- [Texte présenté]:
┌──

En résumé, "la complexité extrême des nouveaux rapports locatifs, notamment concernant le mode de fixation des loyers, et la suppression de toute liberté contractuelle, provoqueront la disparition des investisseurs dans le secteur locatif privé", juge l’Union nationale de la propriété immobilière (UNPI). Cette fédération n'hésite pas à qualifier la garantie des risques locatifs de "véritable bombe sur le plan financier".
Non, car il y a des raisons de garder le moral
• Un meilleur encadrement des syndics. Afin de mieux protéger les copropriétaires contre les abus tarifaires des syndics, l’Alur entend limiter les services qui entrent dans le cadre d’une tarification supplémentaire. Les syndics devront créer des comptes bancaires distincts pour chaque copropriété afin de garantir une réelle transparence de la gestion des fonds. "C'est une mesure de bon sens, une très bonne nouvelle, commente Sébastien de Lafond, de MeilleursAgents.com. Il faudrait néanmoins une réforme plus profonde du métier de syndic, de plus en plus ingrat et stigmatisé."
• Des taux historiquement bas. Le législateur ne prévoyant pas de modifier les taux d'intérêts, la conjoncture reste favorable pour les primo-accédants. Les taux d'intérêt des crédits immobiliers accordés aux particuliers par les banques françaises ont atteint un nouveau plus bas historique en avril, à 3%, selon une étude de l'Observatoire crédit logement-CSA. "Du jamais vu depuis 1945", précise Christian Tutin, professeur d'économie à l'université de Paris Est-Créteil. "Ce serait une catastrophe pour les finances publiques que les taux d'intérêts remontent, poursuit cet enseignant. On peut s'attendre à ce qu'ils restent très bas pendant encore un certain temps." Et qui dit taux d'intérêts bas, dit possibilités d'emprunt accrues.

└──

- [Lignes fournies]:
┌──

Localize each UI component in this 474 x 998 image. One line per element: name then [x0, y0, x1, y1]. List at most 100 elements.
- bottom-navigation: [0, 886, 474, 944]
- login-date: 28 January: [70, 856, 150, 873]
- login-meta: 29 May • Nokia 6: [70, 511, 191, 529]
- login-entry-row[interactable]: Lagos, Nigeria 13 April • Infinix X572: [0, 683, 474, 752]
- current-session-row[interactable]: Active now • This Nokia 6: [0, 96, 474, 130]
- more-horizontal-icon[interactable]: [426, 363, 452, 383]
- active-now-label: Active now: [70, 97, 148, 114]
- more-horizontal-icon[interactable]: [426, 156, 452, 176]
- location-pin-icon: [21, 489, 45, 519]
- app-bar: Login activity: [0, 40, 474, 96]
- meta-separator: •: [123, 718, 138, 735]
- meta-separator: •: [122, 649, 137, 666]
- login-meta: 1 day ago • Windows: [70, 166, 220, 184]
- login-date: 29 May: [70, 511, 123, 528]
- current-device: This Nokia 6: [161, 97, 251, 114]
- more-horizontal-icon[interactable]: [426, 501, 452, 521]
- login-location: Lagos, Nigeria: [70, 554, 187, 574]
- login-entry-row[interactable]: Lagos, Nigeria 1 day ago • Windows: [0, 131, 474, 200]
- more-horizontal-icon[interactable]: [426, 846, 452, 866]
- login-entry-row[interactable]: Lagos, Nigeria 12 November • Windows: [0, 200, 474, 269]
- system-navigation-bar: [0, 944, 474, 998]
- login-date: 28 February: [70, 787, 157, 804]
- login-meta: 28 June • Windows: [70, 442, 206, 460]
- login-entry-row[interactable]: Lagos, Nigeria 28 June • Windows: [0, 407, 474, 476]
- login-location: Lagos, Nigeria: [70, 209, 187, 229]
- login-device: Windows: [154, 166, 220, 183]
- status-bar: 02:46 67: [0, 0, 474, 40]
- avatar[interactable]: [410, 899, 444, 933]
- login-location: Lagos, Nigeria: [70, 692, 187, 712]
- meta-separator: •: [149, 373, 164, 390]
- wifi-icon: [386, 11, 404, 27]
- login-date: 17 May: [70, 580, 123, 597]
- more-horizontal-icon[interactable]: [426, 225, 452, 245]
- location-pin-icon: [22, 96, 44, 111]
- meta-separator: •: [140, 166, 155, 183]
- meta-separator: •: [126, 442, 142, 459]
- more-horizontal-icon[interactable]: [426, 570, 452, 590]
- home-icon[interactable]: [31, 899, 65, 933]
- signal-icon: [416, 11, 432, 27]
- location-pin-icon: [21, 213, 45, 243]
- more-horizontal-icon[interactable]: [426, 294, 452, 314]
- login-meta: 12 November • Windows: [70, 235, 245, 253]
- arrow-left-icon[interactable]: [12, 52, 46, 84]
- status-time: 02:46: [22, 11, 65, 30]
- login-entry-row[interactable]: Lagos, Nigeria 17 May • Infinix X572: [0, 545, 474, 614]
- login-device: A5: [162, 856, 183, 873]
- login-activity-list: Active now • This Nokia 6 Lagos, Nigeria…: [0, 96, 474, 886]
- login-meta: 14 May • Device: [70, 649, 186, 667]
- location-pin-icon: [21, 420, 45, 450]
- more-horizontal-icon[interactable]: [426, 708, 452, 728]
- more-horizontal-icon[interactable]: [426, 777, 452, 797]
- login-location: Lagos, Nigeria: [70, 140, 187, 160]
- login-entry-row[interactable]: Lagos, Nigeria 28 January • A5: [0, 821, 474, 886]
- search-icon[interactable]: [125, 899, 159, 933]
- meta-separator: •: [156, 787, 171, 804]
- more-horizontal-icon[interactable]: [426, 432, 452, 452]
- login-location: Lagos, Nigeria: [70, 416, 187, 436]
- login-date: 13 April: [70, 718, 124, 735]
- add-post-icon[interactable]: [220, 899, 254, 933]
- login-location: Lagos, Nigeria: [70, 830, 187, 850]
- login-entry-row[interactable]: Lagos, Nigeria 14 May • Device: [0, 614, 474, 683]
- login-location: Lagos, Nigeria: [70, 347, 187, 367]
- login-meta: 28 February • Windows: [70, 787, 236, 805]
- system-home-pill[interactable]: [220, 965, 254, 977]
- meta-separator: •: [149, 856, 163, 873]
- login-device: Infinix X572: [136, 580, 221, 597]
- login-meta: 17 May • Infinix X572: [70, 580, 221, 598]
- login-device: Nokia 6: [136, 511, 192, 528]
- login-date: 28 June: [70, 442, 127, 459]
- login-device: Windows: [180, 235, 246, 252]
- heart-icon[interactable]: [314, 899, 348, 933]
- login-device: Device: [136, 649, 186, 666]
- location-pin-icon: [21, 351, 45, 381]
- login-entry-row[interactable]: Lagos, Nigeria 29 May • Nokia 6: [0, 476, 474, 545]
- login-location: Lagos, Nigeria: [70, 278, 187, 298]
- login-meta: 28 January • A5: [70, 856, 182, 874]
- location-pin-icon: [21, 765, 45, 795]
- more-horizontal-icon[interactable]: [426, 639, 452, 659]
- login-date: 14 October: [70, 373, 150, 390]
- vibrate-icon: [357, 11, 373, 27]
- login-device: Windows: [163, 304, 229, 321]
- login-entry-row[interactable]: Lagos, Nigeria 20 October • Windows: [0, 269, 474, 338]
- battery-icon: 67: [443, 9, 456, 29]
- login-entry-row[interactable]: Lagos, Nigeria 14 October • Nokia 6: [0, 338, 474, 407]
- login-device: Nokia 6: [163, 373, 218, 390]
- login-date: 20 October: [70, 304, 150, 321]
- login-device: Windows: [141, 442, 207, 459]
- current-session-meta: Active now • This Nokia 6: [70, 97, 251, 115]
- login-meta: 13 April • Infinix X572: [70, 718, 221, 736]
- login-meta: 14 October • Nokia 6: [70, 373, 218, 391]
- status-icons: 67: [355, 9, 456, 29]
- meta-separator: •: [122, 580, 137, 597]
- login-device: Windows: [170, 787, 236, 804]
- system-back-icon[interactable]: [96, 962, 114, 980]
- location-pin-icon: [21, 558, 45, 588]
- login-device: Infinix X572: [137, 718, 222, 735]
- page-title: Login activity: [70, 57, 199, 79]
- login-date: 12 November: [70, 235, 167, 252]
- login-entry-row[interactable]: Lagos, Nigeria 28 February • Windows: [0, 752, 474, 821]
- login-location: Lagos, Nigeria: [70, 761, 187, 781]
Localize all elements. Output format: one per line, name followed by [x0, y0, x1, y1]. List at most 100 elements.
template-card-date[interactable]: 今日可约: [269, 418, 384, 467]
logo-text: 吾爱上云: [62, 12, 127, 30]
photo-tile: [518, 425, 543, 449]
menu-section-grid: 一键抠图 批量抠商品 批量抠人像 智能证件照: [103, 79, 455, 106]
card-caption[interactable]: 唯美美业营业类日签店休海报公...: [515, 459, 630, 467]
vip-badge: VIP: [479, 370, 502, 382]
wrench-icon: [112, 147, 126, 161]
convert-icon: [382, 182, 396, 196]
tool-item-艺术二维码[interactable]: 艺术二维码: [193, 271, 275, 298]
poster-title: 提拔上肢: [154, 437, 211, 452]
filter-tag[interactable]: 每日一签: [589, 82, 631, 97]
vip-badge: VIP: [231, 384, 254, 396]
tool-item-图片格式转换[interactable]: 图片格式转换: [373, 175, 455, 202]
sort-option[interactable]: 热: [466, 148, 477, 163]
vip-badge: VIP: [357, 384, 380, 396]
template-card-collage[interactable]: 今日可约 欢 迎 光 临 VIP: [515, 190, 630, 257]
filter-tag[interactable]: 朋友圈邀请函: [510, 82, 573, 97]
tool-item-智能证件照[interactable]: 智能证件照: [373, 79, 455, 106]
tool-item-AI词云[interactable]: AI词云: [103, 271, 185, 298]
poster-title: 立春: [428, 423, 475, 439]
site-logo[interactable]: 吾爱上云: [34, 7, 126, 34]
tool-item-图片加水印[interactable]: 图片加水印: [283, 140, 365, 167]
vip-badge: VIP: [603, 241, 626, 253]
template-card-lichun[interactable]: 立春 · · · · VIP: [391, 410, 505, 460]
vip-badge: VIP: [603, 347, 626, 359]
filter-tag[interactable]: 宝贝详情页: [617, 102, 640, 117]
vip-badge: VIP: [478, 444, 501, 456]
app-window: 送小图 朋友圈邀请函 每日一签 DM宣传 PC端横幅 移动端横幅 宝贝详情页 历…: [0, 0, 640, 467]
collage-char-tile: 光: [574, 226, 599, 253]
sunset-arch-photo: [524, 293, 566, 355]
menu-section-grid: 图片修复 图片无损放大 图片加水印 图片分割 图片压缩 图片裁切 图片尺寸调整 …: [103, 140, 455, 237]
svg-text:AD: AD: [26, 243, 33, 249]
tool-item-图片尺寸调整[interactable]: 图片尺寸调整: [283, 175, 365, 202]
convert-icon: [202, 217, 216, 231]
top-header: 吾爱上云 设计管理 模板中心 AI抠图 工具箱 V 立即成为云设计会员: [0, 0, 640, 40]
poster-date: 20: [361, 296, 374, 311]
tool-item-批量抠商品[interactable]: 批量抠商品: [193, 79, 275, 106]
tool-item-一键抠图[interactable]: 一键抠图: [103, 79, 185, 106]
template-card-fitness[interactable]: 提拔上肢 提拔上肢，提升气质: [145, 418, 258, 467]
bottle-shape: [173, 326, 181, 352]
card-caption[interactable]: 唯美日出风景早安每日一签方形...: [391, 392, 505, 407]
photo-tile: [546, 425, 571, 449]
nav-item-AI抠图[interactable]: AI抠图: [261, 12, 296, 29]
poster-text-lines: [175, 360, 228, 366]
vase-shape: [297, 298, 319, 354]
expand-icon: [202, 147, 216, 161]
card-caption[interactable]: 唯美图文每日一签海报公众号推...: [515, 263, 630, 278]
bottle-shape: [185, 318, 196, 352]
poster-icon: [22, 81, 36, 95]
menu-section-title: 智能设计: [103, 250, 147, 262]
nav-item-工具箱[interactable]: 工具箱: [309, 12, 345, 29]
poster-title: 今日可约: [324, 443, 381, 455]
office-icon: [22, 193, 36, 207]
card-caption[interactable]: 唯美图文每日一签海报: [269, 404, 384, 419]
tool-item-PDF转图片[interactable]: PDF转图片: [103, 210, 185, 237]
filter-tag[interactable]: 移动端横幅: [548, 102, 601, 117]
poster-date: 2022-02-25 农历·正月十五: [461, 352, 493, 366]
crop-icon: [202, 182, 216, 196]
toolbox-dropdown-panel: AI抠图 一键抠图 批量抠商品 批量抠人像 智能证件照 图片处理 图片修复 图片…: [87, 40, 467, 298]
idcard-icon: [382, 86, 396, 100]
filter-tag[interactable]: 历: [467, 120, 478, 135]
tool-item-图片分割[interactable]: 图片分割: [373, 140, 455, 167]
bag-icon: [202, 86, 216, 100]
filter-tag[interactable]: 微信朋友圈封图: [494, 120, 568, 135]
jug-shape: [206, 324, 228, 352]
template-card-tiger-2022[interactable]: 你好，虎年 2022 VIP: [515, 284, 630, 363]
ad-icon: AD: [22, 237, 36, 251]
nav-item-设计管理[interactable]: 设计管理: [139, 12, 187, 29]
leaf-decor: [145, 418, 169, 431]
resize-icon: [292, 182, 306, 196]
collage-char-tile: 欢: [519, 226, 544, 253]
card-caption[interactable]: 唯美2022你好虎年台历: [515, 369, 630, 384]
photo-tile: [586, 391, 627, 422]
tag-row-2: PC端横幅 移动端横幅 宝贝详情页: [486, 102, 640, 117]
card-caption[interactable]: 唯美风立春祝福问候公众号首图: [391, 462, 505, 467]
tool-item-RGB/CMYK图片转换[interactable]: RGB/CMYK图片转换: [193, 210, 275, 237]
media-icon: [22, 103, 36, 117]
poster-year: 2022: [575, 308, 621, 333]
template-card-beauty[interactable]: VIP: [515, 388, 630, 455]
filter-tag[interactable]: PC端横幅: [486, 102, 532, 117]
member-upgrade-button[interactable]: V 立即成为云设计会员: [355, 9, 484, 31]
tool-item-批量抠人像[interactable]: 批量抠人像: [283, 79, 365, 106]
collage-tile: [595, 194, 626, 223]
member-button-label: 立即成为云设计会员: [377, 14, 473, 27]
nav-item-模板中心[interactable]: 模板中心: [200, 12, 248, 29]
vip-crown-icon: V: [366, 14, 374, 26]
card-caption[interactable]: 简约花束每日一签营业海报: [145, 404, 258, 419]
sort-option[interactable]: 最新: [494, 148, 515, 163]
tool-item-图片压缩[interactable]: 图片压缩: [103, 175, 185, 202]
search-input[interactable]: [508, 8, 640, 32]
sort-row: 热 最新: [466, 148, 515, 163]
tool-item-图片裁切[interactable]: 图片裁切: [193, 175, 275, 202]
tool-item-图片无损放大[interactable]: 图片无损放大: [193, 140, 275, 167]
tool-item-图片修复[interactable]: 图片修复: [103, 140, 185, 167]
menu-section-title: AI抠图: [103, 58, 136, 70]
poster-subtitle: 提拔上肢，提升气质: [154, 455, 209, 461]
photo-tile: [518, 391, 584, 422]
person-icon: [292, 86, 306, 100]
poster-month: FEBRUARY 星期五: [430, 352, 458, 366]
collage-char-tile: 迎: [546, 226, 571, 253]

└──

- [Consigne 1]:
Traduisez en anglais cette phrase du texte sur l'immobilier : « Les syndics devront créer des comptes bancaires distincts pour chaque copropriété afin de garantir une réelle transparence de la gestion des fonds. »
- [Consigne 2]:
Poursuivez le texte sur l'immobilier après sa dernière phrase.

- [Réponse 1]:
Condominium managers will have to set up separate bank accounts for each condominium in order to ensure genuine transparency in the management of funds.

- [Réponse 2]:
• Une réduction fiscale pour les acheteurs qui veulent louer. Depuis le 1er janvier, la loi Scellier a été remplacée par un texte similaire, à la fois avantageux et contraignant. Comme son prédécesseur, ce dispositif fiscal est destiné aux investisseurs qui achètent des logements neufs pour les louer. Le taux de réduction d'impôt est de 18% pour une durée de neuf ans. S'il peine encore à trouver son public, selon les professionnels du secteur, il reste très attractif sur le plan financier. "En réalité, il s'agit d'un super-Scellier", raille Eddie Jacquemart, de la Confédération nationale du logement. Il déplore que la ministre du Logement ait fait ce "cadeau fiscal aux propriétaires privés, alors que l'argent aurait pu être alloué à d'autres chantiers".
• Un abattement exceptionnel sur les plus-values immobilières. Enfin, il y a deux semaines, François Hollande a annoncé la mise en place d'un abattement exceptionnel pour 2014 sur les plus-values de cessions immobilières (qui ne concerne pas la vente de la résidence principale, non fiscalisée, mais d'autres types de cessions, notamment la vente d'une résidence secondaire). Le chef de l'Etat souhaite ainsi redonner de la fluidité au marché du logement. "On n'aura plus besoin d'attendre trente ans pour être exonéré d'impôt" lors d'une cession immobilière, rassure-t-il. "On va ramener ça à vingt-deux ans." Le chef de l'Etat indique que cette mesure sera inscrite dans la prochaine loi de finances. "Et si le gouvernement informe correctement le Parlement, on pourra même avoir une application dès le 1er septembre 2014."